WHAT THE TASK ASKS ▸ Pick out the lines below with "image" and list them.

SUPPLIED RECORDS ▸

..............................

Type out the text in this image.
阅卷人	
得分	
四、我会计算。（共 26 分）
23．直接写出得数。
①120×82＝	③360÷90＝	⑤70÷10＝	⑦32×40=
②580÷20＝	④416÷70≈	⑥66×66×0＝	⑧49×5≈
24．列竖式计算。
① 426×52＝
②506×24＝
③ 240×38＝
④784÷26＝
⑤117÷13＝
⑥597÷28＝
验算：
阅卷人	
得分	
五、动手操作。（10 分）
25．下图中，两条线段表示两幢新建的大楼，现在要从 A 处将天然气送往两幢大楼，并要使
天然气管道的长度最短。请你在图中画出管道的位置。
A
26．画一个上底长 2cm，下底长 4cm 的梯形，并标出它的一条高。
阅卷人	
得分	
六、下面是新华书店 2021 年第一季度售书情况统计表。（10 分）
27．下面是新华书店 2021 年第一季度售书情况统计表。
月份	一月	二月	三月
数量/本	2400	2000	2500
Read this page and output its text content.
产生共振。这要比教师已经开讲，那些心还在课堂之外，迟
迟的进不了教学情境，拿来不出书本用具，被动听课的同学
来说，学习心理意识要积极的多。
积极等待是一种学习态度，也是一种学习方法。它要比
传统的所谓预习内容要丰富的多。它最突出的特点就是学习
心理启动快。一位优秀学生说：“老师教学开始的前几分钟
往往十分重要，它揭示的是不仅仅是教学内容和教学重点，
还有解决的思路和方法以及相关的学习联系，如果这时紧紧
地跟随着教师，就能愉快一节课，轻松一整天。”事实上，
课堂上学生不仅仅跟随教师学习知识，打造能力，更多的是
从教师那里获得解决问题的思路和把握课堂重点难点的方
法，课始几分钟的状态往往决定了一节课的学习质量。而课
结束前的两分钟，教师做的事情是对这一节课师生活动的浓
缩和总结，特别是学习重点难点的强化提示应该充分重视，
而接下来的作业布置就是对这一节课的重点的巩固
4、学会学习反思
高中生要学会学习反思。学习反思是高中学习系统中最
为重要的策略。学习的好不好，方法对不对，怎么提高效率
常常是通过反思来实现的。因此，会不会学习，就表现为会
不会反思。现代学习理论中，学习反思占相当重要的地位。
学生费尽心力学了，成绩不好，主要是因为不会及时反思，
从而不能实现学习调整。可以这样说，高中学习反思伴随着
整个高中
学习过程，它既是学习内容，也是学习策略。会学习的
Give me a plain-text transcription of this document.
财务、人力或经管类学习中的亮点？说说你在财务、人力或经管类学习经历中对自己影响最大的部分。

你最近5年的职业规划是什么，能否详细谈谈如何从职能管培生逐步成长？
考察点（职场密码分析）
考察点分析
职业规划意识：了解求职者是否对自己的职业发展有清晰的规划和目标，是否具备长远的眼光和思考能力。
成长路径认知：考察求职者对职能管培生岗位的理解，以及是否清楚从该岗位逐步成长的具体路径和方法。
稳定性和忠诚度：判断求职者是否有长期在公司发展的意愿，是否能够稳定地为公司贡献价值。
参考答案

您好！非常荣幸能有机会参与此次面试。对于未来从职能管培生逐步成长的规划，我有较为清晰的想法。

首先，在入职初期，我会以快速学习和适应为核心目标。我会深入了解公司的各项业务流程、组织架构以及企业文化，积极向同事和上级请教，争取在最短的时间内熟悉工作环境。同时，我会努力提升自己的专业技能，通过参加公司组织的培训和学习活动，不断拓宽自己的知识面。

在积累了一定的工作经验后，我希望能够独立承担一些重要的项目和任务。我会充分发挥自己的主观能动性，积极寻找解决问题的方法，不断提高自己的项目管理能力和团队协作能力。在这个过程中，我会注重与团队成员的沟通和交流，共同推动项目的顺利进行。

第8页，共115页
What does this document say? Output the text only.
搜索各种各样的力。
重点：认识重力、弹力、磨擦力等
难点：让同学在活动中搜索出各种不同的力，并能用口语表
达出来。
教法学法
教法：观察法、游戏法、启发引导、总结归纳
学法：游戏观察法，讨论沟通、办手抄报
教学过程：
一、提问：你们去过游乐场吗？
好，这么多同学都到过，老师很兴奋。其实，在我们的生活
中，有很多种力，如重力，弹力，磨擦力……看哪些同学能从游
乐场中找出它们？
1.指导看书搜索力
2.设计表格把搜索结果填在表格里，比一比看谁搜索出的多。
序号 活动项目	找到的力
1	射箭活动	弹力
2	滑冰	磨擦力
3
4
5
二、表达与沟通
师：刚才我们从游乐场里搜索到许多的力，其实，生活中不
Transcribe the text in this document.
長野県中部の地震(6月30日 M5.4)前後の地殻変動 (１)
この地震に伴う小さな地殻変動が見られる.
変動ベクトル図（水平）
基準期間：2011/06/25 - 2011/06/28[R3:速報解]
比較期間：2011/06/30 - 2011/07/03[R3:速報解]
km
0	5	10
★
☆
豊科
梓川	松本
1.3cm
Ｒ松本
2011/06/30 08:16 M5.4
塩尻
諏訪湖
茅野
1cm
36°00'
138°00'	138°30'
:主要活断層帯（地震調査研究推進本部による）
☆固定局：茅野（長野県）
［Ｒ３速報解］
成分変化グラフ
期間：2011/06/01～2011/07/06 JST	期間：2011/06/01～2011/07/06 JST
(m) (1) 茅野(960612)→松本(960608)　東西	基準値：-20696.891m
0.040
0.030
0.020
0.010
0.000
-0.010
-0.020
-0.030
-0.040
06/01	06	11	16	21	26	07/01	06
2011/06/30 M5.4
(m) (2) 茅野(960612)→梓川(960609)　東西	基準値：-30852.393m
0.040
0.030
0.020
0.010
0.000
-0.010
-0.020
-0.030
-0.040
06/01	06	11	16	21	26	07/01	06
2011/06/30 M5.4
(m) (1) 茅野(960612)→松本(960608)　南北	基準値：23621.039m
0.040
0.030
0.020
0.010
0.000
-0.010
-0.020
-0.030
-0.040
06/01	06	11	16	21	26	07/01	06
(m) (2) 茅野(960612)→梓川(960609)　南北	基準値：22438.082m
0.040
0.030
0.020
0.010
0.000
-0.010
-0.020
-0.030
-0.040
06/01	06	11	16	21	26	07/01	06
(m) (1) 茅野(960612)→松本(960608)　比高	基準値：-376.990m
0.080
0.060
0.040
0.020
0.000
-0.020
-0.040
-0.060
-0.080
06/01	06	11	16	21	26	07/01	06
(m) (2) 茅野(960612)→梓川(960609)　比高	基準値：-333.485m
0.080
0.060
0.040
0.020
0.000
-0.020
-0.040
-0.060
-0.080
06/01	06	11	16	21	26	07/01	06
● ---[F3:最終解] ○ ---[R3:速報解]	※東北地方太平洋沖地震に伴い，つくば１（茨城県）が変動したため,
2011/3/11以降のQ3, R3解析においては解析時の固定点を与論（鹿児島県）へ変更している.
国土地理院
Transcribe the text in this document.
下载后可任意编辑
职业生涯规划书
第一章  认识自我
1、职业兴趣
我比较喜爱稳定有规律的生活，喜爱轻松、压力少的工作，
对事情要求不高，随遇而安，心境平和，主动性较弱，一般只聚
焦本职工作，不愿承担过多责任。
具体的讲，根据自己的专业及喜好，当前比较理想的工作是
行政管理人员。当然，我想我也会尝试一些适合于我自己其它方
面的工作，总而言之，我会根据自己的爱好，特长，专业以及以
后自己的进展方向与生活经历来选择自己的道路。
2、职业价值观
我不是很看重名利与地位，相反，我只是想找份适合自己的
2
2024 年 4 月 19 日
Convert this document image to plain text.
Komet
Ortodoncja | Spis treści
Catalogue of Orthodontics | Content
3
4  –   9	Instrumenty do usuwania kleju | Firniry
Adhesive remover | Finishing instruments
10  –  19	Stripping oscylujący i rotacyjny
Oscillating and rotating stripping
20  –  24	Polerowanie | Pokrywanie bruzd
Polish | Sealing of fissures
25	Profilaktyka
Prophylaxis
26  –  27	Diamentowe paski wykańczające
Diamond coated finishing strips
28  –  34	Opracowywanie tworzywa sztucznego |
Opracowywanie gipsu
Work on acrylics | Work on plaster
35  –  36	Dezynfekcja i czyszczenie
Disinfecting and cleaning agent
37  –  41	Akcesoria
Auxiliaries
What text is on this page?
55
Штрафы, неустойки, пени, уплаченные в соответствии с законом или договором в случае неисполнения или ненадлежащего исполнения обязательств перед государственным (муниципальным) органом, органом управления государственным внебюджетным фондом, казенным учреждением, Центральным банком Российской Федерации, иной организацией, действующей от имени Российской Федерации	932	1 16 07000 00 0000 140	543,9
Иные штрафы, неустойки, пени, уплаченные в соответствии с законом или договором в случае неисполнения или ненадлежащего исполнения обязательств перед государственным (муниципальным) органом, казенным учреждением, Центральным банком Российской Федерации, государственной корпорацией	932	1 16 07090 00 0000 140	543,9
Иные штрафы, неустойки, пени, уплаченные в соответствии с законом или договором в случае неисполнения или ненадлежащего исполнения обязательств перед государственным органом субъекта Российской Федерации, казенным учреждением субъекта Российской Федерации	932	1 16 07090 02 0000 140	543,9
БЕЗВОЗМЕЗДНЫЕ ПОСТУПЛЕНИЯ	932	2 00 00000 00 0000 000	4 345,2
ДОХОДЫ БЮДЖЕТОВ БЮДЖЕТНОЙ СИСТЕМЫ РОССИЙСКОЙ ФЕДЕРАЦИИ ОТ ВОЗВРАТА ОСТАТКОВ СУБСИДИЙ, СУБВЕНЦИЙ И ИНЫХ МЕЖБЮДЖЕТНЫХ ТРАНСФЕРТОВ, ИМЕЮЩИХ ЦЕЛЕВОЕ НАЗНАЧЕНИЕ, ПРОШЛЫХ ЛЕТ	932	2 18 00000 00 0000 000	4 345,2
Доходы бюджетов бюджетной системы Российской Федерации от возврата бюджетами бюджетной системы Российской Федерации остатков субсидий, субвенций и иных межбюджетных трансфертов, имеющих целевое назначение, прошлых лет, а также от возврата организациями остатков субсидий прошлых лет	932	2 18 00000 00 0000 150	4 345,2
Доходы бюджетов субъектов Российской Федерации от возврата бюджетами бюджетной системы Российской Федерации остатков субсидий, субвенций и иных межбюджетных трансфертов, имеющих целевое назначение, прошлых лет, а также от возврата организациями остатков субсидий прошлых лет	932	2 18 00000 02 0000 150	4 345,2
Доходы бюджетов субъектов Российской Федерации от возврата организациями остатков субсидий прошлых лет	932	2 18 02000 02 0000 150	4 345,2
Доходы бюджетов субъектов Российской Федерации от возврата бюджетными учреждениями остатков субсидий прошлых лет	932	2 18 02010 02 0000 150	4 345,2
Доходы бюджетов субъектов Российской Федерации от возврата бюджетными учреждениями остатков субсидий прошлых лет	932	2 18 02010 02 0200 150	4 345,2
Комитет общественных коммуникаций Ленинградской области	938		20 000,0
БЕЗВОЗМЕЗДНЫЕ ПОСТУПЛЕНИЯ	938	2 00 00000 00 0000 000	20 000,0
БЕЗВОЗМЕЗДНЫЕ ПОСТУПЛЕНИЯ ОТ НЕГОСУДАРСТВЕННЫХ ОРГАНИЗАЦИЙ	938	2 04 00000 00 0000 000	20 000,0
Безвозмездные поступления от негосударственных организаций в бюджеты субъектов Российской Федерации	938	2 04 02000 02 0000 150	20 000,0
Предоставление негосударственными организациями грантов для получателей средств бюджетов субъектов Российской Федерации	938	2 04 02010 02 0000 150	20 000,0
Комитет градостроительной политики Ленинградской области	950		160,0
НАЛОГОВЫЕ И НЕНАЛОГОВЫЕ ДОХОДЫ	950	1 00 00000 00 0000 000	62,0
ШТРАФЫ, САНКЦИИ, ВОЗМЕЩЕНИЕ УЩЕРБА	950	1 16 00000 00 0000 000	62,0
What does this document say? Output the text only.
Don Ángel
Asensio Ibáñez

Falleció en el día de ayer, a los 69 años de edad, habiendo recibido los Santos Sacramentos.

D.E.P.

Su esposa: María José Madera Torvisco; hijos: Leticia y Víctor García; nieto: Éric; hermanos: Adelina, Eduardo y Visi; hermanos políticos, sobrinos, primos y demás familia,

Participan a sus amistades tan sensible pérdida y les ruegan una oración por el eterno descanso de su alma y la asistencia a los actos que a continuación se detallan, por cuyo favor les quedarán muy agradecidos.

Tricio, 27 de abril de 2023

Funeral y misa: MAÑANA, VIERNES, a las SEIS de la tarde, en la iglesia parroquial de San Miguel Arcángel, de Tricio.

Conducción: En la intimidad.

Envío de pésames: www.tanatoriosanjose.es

..............................

TASK RESULT ▸
Type out the text in this image.
Convert this document image to plain text.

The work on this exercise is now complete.